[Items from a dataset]
.....

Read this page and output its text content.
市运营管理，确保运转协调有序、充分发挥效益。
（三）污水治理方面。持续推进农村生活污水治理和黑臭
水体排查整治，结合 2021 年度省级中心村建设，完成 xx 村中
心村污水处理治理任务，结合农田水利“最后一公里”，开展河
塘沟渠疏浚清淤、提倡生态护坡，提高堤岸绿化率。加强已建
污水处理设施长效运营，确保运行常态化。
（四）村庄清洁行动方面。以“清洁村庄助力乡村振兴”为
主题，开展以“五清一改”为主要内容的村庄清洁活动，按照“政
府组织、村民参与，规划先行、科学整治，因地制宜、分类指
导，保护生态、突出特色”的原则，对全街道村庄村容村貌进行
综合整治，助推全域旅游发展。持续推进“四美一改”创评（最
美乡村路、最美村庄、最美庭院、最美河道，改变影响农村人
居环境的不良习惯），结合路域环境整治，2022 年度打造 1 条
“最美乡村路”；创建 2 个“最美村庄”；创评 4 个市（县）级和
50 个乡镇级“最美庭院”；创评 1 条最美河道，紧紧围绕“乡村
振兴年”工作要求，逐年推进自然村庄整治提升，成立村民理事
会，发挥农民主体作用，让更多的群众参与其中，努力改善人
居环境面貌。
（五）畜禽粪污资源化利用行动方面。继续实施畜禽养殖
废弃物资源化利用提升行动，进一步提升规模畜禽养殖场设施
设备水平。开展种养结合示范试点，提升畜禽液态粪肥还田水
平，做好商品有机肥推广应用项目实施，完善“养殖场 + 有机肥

.....

#### TO BE DONE:
Every record above must be duplicated exactly.

#### THE REPLY:
Read this page and output its text content.
市运营管理，确保运转协调有序、充分发挥效益。
（三）污水治理方面。持续推进农村生活污水治理和黑臭
水体排查整治，结合 2021 年度省级中心村建设，完成 xx 村中
心村污水处理治理任务，结合农田水利“最后一公里”，开展河
塘沟渠疏浚清淤、提倡生态护坡，提高堤岸绿化率。加强已建
污水处理设施长效运营，确保运行常态化。
（四）村庄清洁行动方面。以“清洁村庄助力乡村振兴”为
主题，开展以“五清一改”为主要内容的村庄清洁活动，按照“政
府组织、村民参与，规划先行、科学整治，因地制宜、分类指
导，保护生态、突出特色”的原则，对全街道村庄村容村貌进行
综合整治，助推全域旅游发展。持续推进“四美一改”创评（最
美乡村路、最美村庄、最美庭院、最美河道，改变影响农村人
居环境的不良习惯），结合路域环境整治，2022 年度打造 1 条
“最美乡村路”；创建 2 个“最美村庄”；创评 4 个市（县）级和
50 个乡镇级“最美庭院”；创评 1 条最美河道，紧紧围绕“乡村
振兴年”工作要求，逐年推进自然村庄整治提升，成立村民理事
会，发挥农民主体作用，让更多的群众参与其中，努力改善人
居环境面貌。
（五）畜禽粪污资源化利用行动方面。继续实施畜禽养殖
废弃物资源化利用提升行动，进一步提升规模畜禽养殖场设施
设备水平。开展种养结合示范试点，提升畜禽液态粪肥还田水
平，做好商品有机肥推广应用项目实施，完善“养殖场 + 有机肥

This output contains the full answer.